* Start PROVIDED RECORDS *
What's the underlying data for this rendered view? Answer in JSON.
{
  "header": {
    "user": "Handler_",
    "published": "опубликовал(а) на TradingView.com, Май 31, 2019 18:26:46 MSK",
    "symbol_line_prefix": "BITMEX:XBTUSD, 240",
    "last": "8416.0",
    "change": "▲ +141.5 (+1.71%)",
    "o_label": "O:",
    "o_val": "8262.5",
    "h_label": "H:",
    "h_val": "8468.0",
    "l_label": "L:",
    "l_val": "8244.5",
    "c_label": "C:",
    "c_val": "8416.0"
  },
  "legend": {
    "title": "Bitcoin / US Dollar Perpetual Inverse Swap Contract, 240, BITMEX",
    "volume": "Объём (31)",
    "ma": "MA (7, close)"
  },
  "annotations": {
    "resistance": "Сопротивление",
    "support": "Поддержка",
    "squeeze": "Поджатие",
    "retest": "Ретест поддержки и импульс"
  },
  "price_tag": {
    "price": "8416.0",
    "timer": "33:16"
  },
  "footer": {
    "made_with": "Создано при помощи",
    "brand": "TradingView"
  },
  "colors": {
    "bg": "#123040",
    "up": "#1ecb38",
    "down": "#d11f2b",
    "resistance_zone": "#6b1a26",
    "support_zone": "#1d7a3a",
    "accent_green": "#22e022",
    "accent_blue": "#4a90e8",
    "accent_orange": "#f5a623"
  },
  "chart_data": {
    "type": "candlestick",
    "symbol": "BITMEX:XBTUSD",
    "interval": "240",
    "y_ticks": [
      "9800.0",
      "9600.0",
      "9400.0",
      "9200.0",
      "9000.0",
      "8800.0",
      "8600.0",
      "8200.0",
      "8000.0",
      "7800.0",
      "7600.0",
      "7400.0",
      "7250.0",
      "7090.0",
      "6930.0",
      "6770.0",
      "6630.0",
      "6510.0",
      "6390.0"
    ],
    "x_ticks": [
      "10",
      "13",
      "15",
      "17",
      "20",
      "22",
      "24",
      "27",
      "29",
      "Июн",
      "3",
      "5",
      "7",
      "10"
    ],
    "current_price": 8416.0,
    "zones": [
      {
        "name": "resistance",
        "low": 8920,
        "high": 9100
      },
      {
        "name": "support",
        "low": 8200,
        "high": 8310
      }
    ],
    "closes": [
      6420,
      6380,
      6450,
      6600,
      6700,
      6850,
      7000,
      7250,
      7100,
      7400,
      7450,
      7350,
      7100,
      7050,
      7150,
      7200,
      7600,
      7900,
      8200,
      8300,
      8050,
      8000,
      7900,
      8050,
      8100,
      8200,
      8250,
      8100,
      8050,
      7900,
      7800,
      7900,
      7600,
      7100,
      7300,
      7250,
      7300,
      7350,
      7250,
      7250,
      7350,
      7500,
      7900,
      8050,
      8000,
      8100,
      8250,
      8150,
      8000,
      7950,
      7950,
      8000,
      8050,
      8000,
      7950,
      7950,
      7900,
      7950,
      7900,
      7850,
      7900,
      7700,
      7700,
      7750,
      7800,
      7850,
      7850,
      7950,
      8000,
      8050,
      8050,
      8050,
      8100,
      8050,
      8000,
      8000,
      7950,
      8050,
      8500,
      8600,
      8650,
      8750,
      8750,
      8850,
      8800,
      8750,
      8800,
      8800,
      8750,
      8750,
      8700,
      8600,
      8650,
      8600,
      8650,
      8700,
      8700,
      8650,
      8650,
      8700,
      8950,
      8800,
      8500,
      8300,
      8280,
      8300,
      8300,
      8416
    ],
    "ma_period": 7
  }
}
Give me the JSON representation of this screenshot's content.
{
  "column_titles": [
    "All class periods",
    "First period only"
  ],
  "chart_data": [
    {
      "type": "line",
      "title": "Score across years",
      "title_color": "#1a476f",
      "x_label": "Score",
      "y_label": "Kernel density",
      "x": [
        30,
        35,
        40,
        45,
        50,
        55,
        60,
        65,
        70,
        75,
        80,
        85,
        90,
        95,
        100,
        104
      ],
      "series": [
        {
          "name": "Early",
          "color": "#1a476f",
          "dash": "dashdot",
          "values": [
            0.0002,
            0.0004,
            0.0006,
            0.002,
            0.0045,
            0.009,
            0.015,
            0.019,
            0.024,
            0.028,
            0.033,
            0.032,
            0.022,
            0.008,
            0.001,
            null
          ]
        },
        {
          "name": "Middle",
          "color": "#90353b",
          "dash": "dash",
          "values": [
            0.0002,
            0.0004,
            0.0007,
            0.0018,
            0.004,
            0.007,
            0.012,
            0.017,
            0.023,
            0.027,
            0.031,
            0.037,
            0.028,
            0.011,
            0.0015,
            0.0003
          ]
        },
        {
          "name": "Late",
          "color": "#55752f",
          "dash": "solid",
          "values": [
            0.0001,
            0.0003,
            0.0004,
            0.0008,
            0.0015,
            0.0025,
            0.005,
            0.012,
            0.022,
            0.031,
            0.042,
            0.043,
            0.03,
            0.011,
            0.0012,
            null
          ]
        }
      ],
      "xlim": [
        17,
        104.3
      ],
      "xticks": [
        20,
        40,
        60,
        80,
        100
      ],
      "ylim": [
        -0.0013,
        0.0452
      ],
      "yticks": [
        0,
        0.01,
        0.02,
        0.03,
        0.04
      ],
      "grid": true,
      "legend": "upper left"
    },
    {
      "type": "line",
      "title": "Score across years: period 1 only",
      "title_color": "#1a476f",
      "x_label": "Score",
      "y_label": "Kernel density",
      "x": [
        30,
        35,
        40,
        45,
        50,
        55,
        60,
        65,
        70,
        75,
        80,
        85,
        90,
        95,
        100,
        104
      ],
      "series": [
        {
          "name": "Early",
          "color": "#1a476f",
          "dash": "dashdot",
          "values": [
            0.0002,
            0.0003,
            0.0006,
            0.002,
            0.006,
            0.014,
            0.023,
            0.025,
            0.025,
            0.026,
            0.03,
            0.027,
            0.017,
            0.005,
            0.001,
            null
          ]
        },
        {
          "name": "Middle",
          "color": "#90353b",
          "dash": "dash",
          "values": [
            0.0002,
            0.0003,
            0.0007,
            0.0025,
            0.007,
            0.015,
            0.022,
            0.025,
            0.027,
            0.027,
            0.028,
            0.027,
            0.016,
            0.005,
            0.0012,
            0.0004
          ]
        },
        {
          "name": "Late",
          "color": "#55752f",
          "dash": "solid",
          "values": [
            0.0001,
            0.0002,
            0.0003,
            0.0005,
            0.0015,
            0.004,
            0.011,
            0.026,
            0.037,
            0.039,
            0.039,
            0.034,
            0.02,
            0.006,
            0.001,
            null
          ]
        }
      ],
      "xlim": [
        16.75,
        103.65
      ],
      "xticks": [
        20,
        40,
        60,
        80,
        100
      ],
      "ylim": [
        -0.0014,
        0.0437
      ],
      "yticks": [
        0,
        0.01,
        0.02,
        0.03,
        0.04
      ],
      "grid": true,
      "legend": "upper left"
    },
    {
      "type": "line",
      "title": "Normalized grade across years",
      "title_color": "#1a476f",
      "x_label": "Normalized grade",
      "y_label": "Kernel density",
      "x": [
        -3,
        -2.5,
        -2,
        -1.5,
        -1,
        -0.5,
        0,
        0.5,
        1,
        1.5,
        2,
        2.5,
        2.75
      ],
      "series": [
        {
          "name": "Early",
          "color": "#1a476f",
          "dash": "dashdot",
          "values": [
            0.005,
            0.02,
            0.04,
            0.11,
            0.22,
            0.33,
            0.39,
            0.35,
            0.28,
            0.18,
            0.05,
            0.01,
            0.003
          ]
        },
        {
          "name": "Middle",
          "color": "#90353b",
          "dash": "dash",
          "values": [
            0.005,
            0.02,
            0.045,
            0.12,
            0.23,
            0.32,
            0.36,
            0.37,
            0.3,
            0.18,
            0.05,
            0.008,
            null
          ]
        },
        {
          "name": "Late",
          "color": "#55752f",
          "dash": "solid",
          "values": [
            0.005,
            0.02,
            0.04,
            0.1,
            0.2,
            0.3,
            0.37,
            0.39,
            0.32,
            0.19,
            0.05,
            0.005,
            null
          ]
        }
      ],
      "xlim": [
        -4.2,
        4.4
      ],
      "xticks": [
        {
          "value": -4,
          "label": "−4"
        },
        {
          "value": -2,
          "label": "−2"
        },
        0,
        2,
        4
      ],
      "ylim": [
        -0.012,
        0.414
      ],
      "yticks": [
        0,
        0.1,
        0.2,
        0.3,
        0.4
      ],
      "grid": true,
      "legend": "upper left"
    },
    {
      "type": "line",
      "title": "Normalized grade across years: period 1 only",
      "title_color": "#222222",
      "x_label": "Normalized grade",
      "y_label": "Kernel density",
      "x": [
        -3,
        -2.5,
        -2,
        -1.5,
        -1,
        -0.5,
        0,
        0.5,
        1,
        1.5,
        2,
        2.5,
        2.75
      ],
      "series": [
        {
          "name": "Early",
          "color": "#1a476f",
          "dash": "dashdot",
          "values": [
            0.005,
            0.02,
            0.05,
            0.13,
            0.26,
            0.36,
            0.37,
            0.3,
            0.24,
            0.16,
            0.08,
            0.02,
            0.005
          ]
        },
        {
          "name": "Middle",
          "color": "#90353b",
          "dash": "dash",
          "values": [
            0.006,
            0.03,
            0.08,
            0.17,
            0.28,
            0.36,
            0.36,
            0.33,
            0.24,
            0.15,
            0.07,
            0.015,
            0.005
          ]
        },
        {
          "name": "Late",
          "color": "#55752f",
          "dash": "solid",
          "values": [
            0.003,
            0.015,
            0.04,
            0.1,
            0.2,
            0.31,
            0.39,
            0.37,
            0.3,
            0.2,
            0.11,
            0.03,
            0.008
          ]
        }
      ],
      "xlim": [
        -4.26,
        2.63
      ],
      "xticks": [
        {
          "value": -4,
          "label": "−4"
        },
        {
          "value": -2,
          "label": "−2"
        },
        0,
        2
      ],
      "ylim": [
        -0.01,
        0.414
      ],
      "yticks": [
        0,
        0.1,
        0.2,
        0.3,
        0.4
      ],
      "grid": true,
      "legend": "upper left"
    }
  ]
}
* End PROVIDED RECORDS *
» **TASK DETAILS**: Find each line with the string "across" and copy it out.

» **TASK ANSWER**:
      "title": "Score across years",
      "title": "Score across years: period 1 only",
      "title": "Normalized grade across years",
      "title": "Normalized grade across years: period 1 only",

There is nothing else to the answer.